* _GOAL OF THE EXERCISE_:
From the listing below, pull out every line where the string "những" appears.

################

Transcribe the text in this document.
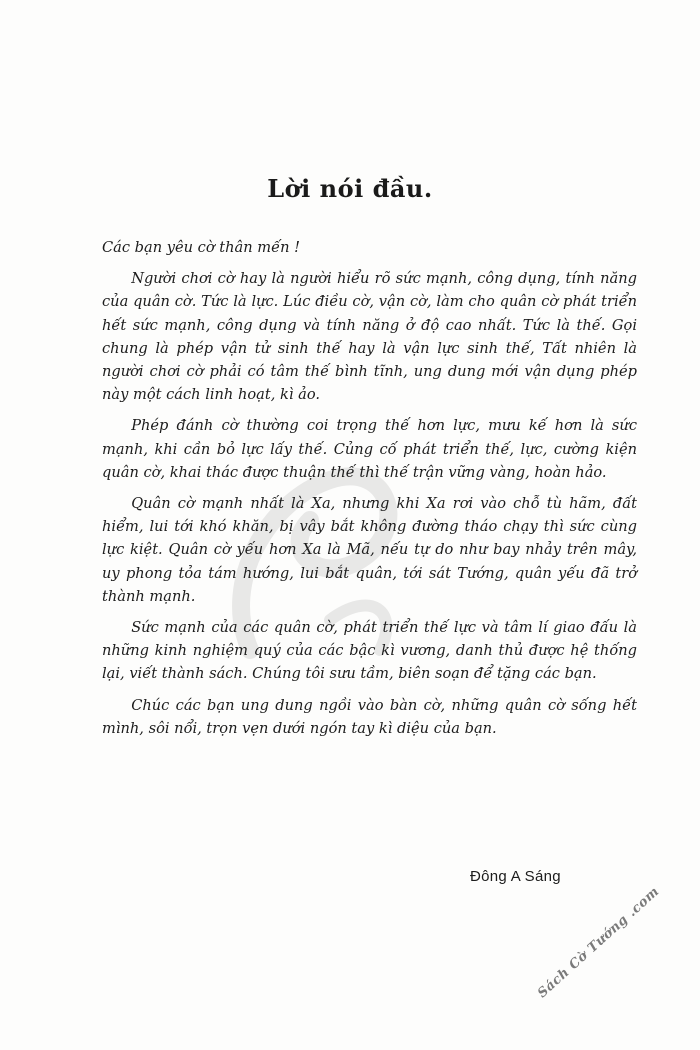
Lời nói đầu.

Các bạn yêu cờ thân mến !

Người chơi cờ hay là người hiểu rõ sức mạnh, công dụng, tính năng của quân cờ. Tức là lực. Lúc điều cờ, vận cờ, làm cho quân cờ phát triển hết sức mạnh, công dụng và tính năng ở độ cao nhất. Tức là thế. Gọi chung là phép vận tử sinh thế hay là vận lực sinh thế, Tất nhiên là người chơi cờ phải có tâm thế bình tĩnh, ung dung mới vận dụng phép này một cách linh hoạt, kì ảo.

Phép đánh cờ thường coi trọng thế hơn lực, mưu kế hơn là sức mạnh, khi cần bỏ lực lấy thế. Củng cố phát triển thế, lực, cường kiện quân cờ, khai thác được thuận thế thì thế trận vững vàng, hoàn hảo.

Quân cờ mạnh nhất là Xa, nhưng khi Xa rơi vào chỗ tù hãm, đất hiểm, lui tới khó khăn, bị vây bắt không đường tháo chạy thì sức cùng lực kiệt. Quân cờ yếu hơn Xa là Mã, nếu tự do như bay nhảy trên mây, uy phong tỏa tám hướng, lui bắt quân, tới sát Tướng, quân yếu đã trở thành mạnh.

Sức mạnh của các quân cờ, phát triển thế lực và tâm lí giao đấu là những kinh nghiệm quý của các bậc kì vương, danh thủ được hệ thống lại, viết thành sách. Chúng tôi sưu tầm, biên soạn để tặng các bạn.

Chúc các bạn ung dung ngồi vào bàn cờ, những quân cờ sống hết mình, sôi nổi, trọn vẹn dưới ngón tay kì diệu của bạn.

Đông A Sáng
Sách Cờ Tướng .com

################

* _ANSWER TO THIS PROBLEM_:
Sức mạnh của các quân cờ, phát triển thế lực và tâm lí giao đấu là những kinh nghiệm quý của các bậc kì vương, danh thủ được hệ thống lại, viết thành sách. Chúng tôi sưu tầm, biên soạn để tặng các bạn.
Chúc các bạn ung dung ngồi vào bàn cờ, những quân cờ sống hết mình, sôi nổi, trọn vẹn dưới ngón tay kì diệu của bạn.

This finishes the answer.